Task directions:
In the entries that follow, how many lines hold the string "sung"? Give only that number.

Records supplied:
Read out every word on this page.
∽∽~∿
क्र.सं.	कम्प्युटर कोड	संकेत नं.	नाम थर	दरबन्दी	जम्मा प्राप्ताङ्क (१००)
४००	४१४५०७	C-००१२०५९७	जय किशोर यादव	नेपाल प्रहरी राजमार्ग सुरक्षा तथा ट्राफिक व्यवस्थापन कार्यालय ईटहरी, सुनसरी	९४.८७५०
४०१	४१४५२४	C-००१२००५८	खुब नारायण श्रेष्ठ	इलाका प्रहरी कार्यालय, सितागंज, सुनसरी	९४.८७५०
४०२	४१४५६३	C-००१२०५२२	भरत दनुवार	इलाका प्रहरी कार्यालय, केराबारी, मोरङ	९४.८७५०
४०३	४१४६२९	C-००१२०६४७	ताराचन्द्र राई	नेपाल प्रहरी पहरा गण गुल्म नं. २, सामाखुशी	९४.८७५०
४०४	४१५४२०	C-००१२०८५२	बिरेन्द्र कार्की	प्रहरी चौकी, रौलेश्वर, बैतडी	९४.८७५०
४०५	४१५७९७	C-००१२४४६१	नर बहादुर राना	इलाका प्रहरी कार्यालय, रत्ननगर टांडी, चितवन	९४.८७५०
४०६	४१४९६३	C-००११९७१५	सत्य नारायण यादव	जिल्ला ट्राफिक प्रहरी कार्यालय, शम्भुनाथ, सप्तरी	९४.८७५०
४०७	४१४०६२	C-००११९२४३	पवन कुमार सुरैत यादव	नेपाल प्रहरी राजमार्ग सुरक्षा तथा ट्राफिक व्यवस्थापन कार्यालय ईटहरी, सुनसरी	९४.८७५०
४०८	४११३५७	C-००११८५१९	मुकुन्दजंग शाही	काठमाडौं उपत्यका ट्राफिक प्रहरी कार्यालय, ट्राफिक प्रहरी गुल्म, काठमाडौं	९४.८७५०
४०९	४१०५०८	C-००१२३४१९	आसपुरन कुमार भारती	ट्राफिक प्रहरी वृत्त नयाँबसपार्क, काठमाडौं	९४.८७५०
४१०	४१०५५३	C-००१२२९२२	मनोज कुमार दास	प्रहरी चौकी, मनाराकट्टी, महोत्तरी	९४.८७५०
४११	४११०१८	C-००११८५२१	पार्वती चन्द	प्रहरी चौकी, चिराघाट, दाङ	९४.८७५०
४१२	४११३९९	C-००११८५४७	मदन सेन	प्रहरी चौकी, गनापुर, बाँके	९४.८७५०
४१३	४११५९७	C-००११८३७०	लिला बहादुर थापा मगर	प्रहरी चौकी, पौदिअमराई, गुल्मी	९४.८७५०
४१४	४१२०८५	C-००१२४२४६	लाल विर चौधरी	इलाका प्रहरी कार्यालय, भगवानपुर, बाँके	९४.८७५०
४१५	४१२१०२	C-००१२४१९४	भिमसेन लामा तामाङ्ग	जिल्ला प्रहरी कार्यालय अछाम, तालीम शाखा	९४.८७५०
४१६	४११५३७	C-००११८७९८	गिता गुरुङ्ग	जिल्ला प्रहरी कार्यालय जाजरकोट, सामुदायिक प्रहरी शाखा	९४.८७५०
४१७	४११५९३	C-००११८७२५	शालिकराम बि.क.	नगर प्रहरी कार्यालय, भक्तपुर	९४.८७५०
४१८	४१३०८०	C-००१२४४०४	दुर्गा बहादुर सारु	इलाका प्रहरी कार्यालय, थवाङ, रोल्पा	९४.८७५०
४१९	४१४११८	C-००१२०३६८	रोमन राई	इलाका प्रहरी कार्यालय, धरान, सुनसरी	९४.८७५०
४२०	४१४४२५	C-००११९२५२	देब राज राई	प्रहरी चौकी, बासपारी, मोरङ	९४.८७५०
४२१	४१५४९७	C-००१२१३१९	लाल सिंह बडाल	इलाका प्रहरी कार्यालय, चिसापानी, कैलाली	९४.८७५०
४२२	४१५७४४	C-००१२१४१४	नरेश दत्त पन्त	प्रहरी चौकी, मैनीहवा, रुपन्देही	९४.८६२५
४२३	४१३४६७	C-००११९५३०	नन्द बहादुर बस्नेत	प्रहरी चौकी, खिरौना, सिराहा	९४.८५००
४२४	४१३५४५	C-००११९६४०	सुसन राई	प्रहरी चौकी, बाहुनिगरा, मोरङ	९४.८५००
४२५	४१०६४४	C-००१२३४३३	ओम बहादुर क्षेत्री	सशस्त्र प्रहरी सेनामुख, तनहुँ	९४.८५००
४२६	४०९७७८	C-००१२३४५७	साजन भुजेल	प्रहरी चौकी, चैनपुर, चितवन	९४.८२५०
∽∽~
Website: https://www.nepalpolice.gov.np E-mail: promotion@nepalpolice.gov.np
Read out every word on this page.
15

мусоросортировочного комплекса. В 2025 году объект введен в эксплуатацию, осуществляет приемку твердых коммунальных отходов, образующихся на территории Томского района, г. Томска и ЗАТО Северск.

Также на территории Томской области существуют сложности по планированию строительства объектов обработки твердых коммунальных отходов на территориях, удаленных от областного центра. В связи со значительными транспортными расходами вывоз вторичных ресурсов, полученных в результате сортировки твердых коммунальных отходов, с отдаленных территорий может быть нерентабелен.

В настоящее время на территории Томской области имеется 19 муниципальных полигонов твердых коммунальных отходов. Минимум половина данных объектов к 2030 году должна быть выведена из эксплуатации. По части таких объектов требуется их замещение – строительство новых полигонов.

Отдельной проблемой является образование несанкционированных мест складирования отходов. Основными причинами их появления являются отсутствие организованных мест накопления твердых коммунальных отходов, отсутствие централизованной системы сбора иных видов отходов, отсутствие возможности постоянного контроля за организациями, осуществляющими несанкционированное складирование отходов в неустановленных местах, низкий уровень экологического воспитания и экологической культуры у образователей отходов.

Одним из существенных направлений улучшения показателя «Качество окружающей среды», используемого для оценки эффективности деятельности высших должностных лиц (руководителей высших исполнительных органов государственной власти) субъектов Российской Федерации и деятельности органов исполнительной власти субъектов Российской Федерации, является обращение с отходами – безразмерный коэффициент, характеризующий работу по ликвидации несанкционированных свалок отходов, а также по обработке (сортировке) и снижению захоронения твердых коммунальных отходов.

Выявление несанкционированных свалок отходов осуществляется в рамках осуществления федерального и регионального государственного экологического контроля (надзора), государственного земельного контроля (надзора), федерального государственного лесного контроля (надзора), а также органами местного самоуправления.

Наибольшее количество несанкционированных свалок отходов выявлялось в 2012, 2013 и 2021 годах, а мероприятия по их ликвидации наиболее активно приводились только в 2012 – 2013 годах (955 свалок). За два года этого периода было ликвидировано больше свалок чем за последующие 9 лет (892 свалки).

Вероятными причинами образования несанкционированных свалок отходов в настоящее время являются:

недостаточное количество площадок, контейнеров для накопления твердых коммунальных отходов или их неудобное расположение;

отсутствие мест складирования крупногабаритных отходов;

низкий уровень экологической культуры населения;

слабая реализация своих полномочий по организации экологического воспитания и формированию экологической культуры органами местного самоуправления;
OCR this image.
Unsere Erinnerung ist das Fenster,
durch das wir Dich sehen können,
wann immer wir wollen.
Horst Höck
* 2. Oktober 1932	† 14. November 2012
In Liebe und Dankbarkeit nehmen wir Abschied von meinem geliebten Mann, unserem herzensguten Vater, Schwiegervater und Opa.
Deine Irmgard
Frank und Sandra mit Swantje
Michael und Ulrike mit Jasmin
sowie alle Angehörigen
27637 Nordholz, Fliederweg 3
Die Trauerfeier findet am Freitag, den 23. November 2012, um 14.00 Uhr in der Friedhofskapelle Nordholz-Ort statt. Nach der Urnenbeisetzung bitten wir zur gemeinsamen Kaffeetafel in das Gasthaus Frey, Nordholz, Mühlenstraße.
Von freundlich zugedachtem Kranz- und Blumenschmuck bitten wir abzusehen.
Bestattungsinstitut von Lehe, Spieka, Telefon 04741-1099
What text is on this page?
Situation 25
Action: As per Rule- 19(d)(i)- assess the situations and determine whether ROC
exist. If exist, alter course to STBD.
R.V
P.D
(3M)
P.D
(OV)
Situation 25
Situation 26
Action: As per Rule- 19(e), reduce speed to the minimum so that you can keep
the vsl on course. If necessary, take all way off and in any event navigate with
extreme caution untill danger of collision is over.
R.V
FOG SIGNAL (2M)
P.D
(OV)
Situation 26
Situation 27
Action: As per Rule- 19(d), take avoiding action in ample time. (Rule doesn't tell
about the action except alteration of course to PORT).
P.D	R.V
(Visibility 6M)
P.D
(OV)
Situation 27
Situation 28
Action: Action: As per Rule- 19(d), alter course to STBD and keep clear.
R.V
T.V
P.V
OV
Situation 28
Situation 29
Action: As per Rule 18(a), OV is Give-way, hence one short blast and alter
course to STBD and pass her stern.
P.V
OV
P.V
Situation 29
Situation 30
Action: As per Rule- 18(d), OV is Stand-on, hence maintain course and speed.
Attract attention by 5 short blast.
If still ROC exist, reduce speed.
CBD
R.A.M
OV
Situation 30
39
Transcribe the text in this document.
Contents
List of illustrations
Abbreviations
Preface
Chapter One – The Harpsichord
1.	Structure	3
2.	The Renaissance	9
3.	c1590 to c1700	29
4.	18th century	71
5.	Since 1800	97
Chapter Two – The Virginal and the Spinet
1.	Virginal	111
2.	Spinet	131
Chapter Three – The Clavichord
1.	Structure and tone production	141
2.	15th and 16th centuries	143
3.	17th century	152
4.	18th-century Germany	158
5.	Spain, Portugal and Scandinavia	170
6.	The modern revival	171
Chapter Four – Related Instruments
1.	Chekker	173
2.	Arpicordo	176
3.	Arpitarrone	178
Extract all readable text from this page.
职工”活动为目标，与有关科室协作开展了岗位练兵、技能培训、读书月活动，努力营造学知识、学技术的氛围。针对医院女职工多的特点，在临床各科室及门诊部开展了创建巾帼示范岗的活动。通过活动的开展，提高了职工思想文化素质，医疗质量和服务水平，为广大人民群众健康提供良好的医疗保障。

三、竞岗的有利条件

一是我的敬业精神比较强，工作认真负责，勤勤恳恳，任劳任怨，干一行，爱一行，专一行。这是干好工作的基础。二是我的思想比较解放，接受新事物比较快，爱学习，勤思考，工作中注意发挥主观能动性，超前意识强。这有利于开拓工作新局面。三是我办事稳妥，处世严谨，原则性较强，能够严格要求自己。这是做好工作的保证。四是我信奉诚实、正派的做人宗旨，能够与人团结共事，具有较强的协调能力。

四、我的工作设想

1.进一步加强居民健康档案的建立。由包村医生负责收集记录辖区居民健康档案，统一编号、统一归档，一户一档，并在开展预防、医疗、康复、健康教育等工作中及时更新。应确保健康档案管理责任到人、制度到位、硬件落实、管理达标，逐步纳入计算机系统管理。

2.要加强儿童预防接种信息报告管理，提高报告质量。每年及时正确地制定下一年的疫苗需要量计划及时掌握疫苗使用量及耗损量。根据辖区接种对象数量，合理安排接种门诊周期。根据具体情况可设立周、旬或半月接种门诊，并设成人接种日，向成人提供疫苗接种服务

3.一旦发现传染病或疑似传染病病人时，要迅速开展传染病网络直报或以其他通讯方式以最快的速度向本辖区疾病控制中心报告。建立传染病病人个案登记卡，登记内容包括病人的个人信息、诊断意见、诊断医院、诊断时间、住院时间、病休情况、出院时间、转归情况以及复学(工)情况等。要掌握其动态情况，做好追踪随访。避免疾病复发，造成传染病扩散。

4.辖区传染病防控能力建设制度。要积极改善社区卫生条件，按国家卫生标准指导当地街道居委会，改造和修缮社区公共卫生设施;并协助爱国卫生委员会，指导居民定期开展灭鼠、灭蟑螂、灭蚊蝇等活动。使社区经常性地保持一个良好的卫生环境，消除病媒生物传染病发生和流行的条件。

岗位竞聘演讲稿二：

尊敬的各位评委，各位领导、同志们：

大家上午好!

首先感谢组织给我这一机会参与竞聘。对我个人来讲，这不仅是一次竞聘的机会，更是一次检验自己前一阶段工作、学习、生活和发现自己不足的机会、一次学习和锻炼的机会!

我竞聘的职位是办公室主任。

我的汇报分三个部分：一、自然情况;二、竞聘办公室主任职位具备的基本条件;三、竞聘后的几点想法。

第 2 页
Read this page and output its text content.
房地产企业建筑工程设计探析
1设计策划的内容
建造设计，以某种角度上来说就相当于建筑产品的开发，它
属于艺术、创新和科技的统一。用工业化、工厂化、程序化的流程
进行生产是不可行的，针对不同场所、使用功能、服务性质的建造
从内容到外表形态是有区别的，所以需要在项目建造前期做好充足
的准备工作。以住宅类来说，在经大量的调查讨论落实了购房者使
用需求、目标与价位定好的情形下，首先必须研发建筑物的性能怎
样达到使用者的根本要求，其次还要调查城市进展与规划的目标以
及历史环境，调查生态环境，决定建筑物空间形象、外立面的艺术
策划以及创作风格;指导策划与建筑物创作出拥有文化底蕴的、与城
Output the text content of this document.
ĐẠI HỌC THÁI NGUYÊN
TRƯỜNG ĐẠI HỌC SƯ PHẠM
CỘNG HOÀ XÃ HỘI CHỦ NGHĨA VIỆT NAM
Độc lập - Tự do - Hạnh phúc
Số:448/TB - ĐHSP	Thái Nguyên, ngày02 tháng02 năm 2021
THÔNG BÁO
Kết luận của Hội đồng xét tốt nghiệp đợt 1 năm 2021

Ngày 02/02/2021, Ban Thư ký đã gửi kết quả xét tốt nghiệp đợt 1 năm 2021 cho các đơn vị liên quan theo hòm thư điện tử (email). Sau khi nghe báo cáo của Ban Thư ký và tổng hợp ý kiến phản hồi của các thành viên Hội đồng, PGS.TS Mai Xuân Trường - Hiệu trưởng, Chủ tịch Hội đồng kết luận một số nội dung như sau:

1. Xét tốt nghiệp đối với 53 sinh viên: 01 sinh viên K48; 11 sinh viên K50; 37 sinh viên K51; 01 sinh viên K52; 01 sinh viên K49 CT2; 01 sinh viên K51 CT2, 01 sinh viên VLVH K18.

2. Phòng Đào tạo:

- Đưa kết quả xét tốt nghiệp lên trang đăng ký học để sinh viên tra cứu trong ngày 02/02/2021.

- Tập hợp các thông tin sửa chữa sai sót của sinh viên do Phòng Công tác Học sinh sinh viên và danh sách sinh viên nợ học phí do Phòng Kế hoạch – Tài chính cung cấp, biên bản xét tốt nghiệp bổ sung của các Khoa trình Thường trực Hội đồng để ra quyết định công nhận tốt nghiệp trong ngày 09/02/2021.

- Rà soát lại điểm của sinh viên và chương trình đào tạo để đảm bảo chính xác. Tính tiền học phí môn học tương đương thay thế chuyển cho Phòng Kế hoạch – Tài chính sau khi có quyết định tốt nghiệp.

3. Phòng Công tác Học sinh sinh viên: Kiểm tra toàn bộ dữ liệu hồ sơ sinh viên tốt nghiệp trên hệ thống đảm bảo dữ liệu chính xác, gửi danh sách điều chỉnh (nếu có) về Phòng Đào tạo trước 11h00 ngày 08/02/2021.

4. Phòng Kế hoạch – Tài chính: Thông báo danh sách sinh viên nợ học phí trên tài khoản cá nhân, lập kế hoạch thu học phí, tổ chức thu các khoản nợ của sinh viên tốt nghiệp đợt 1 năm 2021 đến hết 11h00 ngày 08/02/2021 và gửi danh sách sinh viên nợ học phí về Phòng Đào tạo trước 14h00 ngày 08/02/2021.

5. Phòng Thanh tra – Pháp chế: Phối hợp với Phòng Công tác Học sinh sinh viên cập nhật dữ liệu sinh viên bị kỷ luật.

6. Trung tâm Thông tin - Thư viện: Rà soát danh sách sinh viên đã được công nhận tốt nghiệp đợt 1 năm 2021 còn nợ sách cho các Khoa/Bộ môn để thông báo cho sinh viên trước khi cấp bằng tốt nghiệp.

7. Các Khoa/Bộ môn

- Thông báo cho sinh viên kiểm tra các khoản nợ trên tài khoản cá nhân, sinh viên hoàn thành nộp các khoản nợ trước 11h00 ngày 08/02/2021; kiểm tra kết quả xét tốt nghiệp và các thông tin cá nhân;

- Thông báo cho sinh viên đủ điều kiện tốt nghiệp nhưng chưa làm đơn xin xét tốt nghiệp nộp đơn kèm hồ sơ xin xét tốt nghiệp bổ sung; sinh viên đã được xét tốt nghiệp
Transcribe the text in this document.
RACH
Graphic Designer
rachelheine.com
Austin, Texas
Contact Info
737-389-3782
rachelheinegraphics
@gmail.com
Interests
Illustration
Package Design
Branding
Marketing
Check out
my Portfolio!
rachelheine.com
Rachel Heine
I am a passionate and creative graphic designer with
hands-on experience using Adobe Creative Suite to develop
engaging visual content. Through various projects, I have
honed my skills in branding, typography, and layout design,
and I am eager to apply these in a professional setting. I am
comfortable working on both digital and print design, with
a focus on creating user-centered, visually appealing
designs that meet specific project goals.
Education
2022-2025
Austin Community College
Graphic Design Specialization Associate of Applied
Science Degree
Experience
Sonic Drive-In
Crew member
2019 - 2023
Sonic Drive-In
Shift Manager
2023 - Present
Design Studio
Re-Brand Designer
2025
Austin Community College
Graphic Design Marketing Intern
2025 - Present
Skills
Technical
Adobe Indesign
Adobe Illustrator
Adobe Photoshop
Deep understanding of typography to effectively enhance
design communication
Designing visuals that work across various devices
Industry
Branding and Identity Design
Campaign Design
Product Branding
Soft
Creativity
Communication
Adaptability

Reply:
2